(Fragmento de la página)
□ □ □

Quienes viajen a Roma, una excursión interesante y de contenido arqueológico en los alrededores de ésta ciudad, es la Villa Adriana, en Tívoli, a unos 23 km de la capital italiana.

La Villa Adriana fue la residencia de campo del Emperador durante el siglo II, gobernando la mayor parte del tiempo desde aquí, porque se decía que a Adriano le disgustaba el palacio del monte Palatino en Roma.

Fue el propio Emperador quien supervisó su construcción, cuyo magnífico conjunto arquitectónico reúne representaciones del valle de Tempe, en Tesalia, Grecia.

La Villa Adriana, en la cual aún faltan sectores por excavar, fue un esplendoroso complejo de mas de 1 km2, donde había palacios, fuentes, termas, teatros, templos, salas de lectura, de ceremonias, etc, constituyendo una miniciudad con todo lo que tenía que tener durante esa época.

villa2

Al recorrer el complejo arqueológico podrán ver un gran estanque-piscina, rodeada en parte por columnas que sostienen esculturas, reproduciendo al Canopo de Alejandría en Egipto, este sector es uno de los mejor conservados de la villa.

Otro de los lugares interesantes de este complejo es el Teatro Griego, la Plaza de Oro, rodeada por sesenta columnas, el Teatro Marítimo, la Isla de la Soledad, entre otros, pudiendo disfrutar de los distintos estilos arquitectónicos que se emplearon en su construcción, como el egipcio y en su mayor parte, el griego.

Cerca del acceso a la Villa de Adriano se puede observar una maqueta que es fiel representación de la magnificencia y esplendor que supo ostentar la villa durante su época.

□ □ □

(Material proporcionado)
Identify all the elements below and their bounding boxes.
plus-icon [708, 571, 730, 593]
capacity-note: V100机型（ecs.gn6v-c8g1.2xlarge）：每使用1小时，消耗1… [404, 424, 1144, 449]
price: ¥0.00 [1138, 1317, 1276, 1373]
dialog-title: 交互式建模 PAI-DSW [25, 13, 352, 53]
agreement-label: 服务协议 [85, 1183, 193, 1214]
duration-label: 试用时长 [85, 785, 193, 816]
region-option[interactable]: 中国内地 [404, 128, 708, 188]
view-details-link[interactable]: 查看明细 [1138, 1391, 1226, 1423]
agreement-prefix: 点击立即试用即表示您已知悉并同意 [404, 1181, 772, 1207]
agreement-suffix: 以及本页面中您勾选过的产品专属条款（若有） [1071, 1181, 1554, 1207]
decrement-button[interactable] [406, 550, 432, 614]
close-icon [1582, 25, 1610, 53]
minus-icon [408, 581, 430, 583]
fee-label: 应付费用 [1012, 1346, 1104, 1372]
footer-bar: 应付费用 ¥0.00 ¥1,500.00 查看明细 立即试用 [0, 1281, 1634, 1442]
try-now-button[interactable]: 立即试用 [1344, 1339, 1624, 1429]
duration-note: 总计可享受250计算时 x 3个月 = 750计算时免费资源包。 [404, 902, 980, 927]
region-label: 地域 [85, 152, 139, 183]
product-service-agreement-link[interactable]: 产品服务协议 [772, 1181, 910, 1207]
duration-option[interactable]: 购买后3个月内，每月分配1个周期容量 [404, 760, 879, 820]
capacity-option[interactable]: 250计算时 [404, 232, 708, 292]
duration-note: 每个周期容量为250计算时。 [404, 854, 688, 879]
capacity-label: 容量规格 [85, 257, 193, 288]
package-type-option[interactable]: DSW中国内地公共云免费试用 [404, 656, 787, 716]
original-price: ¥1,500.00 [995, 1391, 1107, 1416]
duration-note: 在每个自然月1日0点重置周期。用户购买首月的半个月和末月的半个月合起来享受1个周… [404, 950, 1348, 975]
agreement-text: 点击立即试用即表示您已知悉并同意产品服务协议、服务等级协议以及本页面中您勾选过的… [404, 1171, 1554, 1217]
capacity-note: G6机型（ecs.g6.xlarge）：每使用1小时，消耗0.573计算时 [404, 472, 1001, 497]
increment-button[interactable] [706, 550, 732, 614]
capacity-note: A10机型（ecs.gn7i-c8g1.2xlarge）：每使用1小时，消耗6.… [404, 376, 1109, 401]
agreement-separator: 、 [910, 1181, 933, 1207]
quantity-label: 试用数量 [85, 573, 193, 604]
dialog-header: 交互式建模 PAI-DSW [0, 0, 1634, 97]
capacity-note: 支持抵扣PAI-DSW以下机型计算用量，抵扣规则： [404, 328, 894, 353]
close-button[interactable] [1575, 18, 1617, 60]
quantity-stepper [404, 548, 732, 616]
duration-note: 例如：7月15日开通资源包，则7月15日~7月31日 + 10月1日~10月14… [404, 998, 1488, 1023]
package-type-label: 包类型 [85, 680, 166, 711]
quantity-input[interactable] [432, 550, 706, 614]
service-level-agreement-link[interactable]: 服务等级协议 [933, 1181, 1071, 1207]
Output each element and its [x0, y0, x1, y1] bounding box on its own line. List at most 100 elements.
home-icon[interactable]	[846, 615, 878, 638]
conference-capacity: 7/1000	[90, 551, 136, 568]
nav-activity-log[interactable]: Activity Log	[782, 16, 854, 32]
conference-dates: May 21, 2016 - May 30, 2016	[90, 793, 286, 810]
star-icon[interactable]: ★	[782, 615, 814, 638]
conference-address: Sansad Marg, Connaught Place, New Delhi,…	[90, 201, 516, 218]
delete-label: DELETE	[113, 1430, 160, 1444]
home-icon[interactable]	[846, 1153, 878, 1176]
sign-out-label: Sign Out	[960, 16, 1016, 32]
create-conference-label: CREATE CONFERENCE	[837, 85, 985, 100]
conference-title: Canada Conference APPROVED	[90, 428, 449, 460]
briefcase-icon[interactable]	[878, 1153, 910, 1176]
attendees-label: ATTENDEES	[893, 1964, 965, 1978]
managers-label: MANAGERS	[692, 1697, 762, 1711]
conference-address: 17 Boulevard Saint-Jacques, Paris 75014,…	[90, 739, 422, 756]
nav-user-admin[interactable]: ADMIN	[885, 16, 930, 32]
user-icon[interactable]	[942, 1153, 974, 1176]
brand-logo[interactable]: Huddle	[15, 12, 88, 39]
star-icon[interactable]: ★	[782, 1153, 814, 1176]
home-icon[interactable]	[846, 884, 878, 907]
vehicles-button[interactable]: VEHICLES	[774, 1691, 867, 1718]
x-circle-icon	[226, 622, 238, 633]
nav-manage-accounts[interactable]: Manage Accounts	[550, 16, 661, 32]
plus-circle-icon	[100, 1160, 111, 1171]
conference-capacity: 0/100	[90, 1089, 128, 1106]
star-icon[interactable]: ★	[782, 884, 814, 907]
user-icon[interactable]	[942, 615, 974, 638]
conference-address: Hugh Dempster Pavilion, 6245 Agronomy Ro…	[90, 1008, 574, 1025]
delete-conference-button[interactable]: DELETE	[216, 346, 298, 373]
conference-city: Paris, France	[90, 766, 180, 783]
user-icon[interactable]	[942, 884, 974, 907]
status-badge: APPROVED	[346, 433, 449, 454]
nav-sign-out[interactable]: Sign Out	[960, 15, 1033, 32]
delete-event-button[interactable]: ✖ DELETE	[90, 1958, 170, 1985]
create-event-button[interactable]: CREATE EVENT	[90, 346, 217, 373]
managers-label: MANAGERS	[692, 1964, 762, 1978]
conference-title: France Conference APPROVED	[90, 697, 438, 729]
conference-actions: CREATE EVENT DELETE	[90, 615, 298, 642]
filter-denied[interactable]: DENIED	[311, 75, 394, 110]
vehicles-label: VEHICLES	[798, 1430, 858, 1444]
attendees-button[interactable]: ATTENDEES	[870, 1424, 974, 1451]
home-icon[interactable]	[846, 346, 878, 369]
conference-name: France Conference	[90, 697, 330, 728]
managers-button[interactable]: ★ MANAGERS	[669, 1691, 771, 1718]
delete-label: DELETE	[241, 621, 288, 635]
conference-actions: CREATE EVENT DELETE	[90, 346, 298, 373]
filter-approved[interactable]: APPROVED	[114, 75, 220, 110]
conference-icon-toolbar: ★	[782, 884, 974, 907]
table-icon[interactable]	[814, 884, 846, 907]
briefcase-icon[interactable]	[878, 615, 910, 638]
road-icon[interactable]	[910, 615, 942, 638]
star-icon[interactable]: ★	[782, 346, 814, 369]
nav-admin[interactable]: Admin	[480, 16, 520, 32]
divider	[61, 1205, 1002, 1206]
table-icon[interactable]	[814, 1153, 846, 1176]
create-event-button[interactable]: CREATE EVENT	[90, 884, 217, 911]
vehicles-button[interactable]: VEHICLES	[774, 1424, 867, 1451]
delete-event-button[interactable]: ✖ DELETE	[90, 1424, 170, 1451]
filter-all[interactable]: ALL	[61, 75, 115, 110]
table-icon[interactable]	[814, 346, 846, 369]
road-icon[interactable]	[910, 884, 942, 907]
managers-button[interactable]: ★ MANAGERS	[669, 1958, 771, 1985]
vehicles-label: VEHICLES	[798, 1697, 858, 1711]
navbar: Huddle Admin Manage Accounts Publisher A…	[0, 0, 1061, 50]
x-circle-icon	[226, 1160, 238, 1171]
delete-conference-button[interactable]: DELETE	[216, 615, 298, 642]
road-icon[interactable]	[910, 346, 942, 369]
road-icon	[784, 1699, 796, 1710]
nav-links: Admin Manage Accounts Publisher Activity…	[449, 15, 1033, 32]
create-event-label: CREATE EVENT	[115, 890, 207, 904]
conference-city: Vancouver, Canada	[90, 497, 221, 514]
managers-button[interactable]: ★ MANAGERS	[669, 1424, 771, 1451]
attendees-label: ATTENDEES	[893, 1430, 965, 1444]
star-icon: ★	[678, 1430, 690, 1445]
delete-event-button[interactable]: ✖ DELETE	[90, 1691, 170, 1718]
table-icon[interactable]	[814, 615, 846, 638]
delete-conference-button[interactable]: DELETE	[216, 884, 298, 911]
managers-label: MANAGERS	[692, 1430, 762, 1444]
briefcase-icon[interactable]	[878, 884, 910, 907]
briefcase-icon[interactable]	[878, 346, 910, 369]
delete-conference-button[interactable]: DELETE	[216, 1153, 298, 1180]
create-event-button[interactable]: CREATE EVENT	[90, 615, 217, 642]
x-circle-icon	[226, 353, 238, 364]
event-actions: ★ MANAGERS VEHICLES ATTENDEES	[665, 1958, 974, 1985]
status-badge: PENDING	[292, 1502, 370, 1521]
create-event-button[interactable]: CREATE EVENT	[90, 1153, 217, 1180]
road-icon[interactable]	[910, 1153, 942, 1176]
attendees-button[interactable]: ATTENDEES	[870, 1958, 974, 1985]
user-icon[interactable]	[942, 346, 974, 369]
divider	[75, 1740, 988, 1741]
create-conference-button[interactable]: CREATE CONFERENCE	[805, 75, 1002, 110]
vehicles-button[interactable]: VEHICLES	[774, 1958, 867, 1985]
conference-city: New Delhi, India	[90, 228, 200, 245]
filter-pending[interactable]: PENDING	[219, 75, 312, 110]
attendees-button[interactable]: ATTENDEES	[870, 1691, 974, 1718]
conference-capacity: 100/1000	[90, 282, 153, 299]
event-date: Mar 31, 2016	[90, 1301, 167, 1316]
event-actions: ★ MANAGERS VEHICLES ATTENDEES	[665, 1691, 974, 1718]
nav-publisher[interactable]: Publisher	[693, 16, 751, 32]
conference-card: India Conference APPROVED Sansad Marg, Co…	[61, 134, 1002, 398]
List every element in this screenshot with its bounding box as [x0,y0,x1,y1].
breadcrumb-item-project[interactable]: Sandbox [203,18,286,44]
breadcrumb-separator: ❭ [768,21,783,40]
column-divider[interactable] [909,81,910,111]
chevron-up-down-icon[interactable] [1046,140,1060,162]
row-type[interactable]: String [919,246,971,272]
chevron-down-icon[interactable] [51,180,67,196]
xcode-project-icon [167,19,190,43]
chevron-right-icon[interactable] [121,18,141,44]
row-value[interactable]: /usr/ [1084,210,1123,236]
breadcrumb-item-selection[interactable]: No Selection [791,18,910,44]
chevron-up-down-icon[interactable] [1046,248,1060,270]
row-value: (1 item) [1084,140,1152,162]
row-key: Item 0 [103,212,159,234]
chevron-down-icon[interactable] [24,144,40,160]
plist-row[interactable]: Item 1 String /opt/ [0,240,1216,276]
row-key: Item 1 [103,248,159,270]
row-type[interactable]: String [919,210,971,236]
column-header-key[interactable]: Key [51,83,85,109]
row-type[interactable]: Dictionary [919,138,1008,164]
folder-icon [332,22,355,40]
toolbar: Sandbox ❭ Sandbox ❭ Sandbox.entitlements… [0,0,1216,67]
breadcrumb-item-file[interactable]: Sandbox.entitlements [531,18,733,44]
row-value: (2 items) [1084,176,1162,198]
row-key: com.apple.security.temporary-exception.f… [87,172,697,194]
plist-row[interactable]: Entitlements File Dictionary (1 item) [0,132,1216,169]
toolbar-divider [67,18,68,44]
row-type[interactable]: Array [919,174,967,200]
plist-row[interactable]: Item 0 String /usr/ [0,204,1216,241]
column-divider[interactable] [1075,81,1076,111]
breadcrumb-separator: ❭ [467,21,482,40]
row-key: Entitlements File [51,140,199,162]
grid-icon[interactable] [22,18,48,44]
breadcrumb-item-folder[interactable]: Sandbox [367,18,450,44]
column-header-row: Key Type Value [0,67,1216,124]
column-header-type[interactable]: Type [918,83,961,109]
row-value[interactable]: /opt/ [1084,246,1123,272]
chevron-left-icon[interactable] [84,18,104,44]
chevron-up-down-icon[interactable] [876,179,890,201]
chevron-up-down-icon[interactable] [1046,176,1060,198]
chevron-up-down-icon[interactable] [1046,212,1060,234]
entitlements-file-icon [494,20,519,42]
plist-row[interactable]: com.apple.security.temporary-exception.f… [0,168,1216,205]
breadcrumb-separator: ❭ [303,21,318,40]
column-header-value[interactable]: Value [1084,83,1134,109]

□ □ □

(Consigna 1) Según el fragmento sobre la Villa Adriana, ¿cuántas columnas rodean la Plaza de Oro?
(Consigna 2) Transcribe del fragmento sobre la Villa Adriana el pasaje que comienza en "La Villa Adriana fue" y termina en "de la villa.".

(Respuesta 1) Sesenta columnas.

(Respuesta 2)
La Villa Adriana fue la residencia de campo del Emperador durante el siglo II, gobernando la mayor parte del tiempo desde aquí, porque se decía que a Adriano le disgustaba el palacio del monte Palatino en Roma.

Fue el propio Emperador quien supervisó su construcción, cuyo magnífico conjunto arquitectónico reúne representaciones del valle de Tempe, en Tesalia, Grecia.

La Villa Adriana, en la cual aún faltan sectores por excavar, fue un esplendoroso complejo de mas de 1 km2, donde había palacios, fuentes, termas, teatros, templos, salas de lectura, de ceremonias, etc, constituyendo una miniciudad con todo lo que tenía que tener durante esa época.

villa2

Al recorrer el complejo arqueológico podrán ver un gran estanque-piscina, rodeada en parte por columnas que sostienen esculturas, reproduciendo al Canopo de Alejandría en Egipto, este sector es uno de los mejor conservados de la villa.